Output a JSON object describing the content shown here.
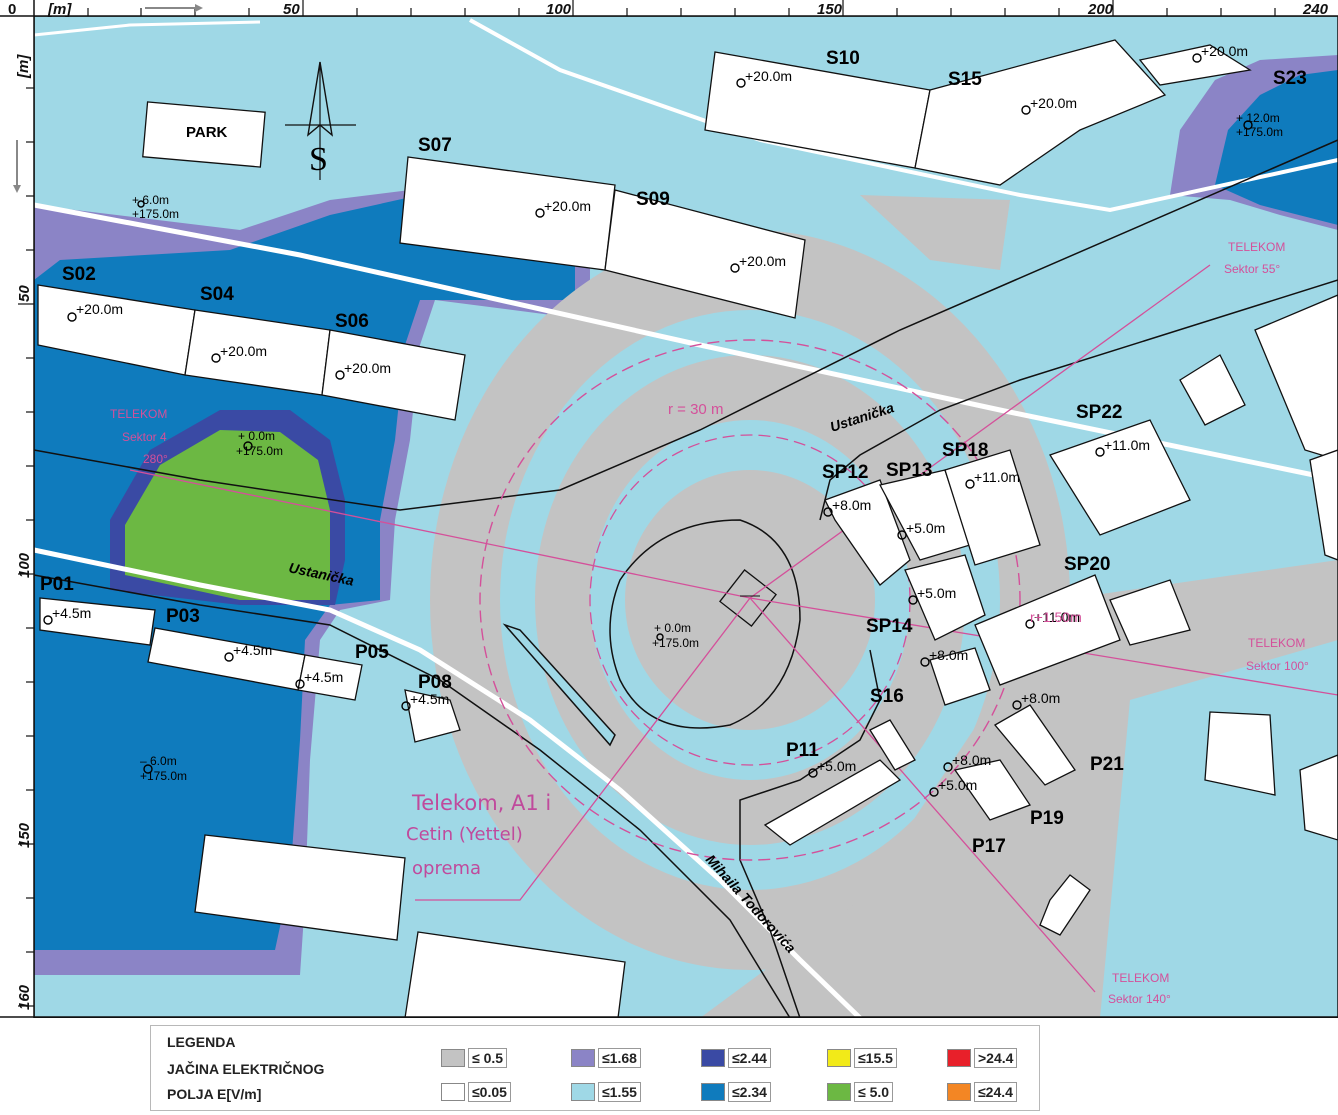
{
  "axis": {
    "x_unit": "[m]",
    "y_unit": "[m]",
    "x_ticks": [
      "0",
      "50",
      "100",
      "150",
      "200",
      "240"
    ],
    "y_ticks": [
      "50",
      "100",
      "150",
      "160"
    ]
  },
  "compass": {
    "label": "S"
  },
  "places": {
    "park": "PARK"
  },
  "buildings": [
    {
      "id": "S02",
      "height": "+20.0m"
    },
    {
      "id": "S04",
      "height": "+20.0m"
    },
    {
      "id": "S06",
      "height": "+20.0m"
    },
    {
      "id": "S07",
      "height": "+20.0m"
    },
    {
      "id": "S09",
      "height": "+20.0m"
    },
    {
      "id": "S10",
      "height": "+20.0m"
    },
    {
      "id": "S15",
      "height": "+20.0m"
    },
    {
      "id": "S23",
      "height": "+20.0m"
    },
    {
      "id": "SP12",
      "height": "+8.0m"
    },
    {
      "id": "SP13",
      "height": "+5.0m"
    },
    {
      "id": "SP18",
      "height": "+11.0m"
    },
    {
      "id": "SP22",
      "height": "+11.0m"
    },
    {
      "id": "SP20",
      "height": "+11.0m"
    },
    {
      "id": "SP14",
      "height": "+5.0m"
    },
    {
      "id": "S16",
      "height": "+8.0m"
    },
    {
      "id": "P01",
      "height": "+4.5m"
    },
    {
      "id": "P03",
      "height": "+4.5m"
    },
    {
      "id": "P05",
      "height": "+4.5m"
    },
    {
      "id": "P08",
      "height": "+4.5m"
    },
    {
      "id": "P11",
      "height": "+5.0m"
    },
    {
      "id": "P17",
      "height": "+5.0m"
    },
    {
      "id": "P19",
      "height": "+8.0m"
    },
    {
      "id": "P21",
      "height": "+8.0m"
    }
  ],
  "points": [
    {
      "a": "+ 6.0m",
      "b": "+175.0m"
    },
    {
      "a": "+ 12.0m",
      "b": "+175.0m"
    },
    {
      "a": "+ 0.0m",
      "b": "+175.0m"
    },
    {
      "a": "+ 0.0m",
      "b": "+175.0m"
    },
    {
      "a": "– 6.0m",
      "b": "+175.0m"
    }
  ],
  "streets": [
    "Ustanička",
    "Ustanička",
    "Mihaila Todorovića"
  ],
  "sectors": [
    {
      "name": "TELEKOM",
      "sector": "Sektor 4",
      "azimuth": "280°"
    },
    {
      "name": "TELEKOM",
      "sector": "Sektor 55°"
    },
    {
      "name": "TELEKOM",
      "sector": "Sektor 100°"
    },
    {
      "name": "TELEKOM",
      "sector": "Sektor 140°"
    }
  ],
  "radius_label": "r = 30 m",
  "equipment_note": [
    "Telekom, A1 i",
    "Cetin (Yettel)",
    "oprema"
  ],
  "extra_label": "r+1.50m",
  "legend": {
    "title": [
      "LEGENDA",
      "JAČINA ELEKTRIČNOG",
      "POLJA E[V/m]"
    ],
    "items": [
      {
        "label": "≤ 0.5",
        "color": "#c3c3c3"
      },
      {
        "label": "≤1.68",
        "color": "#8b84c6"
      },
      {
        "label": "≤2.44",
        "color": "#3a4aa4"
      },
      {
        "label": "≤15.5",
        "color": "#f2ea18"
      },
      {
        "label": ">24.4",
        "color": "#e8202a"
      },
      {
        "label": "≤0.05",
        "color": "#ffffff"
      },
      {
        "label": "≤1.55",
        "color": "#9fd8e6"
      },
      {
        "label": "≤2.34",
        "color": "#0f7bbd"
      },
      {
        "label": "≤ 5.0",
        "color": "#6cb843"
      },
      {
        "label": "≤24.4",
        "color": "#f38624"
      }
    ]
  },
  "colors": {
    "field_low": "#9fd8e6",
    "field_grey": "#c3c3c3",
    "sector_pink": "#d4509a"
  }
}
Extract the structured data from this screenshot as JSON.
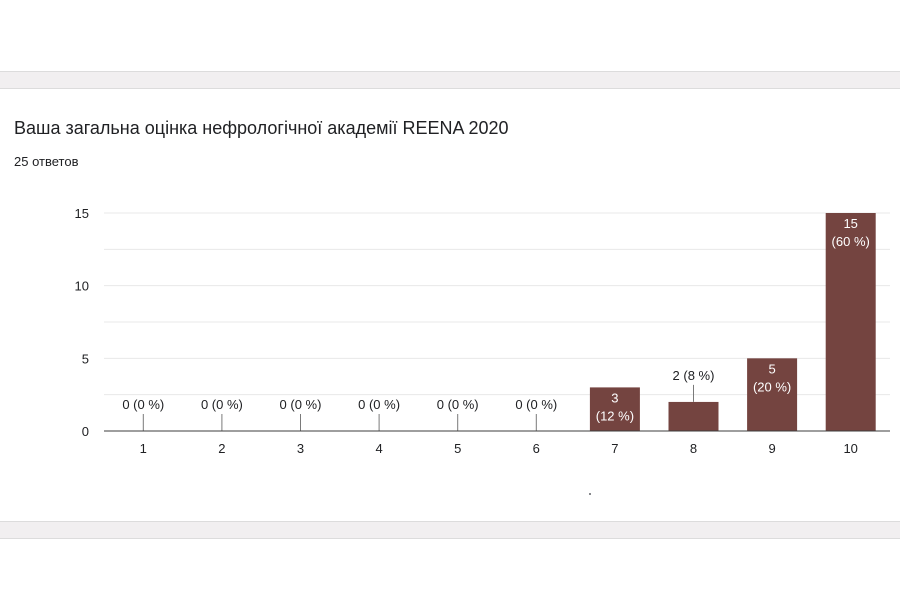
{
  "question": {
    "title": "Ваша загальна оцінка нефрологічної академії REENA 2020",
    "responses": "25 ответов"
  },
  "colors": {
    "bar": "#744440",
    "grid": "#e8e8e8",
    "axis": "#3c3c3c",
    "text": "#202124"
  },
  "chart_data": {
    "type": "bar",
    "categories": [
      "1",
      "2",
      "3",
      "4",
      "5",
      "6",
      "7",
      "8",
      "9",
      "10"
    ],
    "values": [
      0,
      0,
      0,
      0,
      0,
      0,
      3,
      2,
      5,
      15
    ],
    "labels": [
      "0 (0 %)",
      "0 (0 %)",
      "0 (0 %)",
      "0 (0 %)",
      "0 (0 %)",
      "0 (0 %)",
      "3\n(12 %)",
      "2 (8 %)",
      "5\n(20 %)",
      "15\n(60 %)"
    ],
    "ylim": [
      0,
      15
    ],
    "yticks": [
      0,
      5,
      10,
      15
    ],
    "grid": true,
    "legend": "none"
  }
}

_TASK DETAILS:_
Reproduce every record above exactly, omitting the pictures.

_EXPECTED ANSWER:_
Output a JSON object describing the content shown here.
{
  "axis": {
    "x_unit": "[m]",
    "y_unit": "[m]",
    "x_ticks": [
      "0",
      "50",
      "100",
      "150",
      "200",
      "240"
    ],
    "y_ticks": [
      "50",
      "100",
      "150",
      "160"
    ]
  },
  "compass": {
    "label": "S"
  },
  "places": {
    "park": "PARK"
  },
  "buildings": [
    {
      "id": "S02",
      "height": "+20.0m"
    },
    {
      "id": "S04",
      "height": "+20.0m"
    },
    {
      "id": "S06",
      "height": "+20.0m"
    },
    {
      "id": "S07",
      "height": "+20.0m"
    },
    {
      "id": "S09",
      "height": "+20.0m"
    },
    {
      "id": "S10",
      "height": "+20.0m"
    },
    {
      "id": "S15",
      "height": "+20.0m"
    },
    {
      "id": "S23",
      "height": "+20.0m"
    },
    {
      "id": "SP12",
      "height": "+8.0m"
    },
    {
      "id": "SP13",
      "height": "+5.0m"
    },
    {
      "id": "SP18",
      "height": "+11.0m"
    },
    {
      "id": "SP22",
      "height": "+11.0m"
    },
    {
      "id": "SP20",
      "height": "+11.0m"
    },
    {
      "id": "SP14",
      "height": "+5.0m"
    },
    {
      "id": "S16",
      "height": "+8.0m"
    },
    {
      "id": "P01",
      "height": "+4.5m"
    },
    {
      "id": "P03",
      "height": "+4.5m"
    },
    {
      "id": "P05",
      "height": "+4.5m"
    },
    {
      "id": "P08",
      "height": "+4.5m"
    },
    {
      "id": "P11",
      "height": "+5.0m"
    },
    {
      "id": "P17",
      "height": "+5.0m"
    },
    {
      "id": "P19",
      "height": "+8.0m"
    },
    {
      "id": "P21",
      "height": "+8.0m"
    }
  ],
  "points": [
    {
      "a": "+ 6.0m",
      "b": "+175.0m"
    },
    {
      "a": "+ 12.0m",
      "b": "+175.0m"
    },
    {
      "a": "+ 0.0m",
      "b": "+175.0m"
    },
    {
      "a": "+ 0.0m",
      "b": "+175.0m"
    },
    {
      "a": "– 6.0m",
      "b": "+175.0m"
    }
  ],
  "streets": [
    "Ustanička",
    "Ustanička",
    "Mihaila Todorovića"
  ],
  "sectors": [
    {
      "name": "TELEKOM",
      "sector": "Sektor 4",
      "azimuth": "280°"
    },
    {
      "name": "TELEKOM",
      "sector": "Sektor 55°"
    },
    {
      "name": "TELEKOM",
      "sector": "Sektor 100°"
    },
    {
      "name": "TELEKOM",
      "sector": "Sektor 140°"
    }
  ],
  "radius_label": "r = 30 m",
  "equipment_note": [
    "Telekom, A1 i",
    "Cetin (Yettel)",
    "oprema"
  ],
  "extra_label": "r+1.50m",
  "legend": {
    "title": [
      "LEGENDA",
      "JAČINA ELEKTRIČNOG",
      "POLJA E[V/m]"
    ],
    "items": [
      {
        "label": "≤ 0.5",
        "color": "#c3c3c3"
      },
      {
        "label": "≤1.68",
        "color": "#8b84c6"
      },
      {
        "label": "≤2.44",
        "color": "#3a4aa4"
      },
      {
        "label": "≤15.5",
        "color": "#f2ea18"
      },
      {
        "label": ">24.4",
        "color": "#e8202a"
      },
      {
        "label": "≤0.05",
        "color": "#ffffff"
      },
      {
        "label": "≤1.55",
        "color": "#9fd8e6"
      },
      {
        "label": "≤2.34",
        "color": "#0f7bbd"
      },
      {
        "label": "≤ 5.0",
        "color": "#6cb843"
      },
      {
        "label": "≤24.4",
        "color": "#f38624"
      }
    ]
  },
  "colors": {
    "field_low": "#9fd8e6",
    "field_grey": "#c3c3c3",
    "sector_pink": "#d4509a"
  }
}
Extract the structured data from this screenshot as JSON.
{
  "question": {
    "title": "Ваша загальна оцінка нефрологічної академії REENA 2020",
    "responses": "25 ответов"
  },
  "colors": {
    "bar": "#744440",
    "grid": "#e8e8e8",
    "axis": "#3c3c3c",
    "text": "#202124"
  },
  "chart_data": {
    "type": "bar",
    "categories": [
      "1",
      "2",
      "3",
      "4",
      "5",
      "6",
      "7",
      "8",
      "9",
      "10"
    ],
    "values": [
      0,
      0,
      0,
      0,
      0,
      0,
      3,
      2,
      5,
      15
    ],
    "labels": [
      "0 (0 %)",
      "0 (0 %)",
      "0 (0 %)",
      "0 (0 %)",
      "0 (0 %)",
      "0 (0 %)",
      "3\n(12 %)",
      "2 (8 %)",
      "5\n(20 %)",
      "15\n(60 %)"
    ],
    "ylim": [
      0,
      15
    ],
    "yticks": [
      0,
      5,
      10,
      15
    ],
    "grid": true,
    "legend": "none"
  }
}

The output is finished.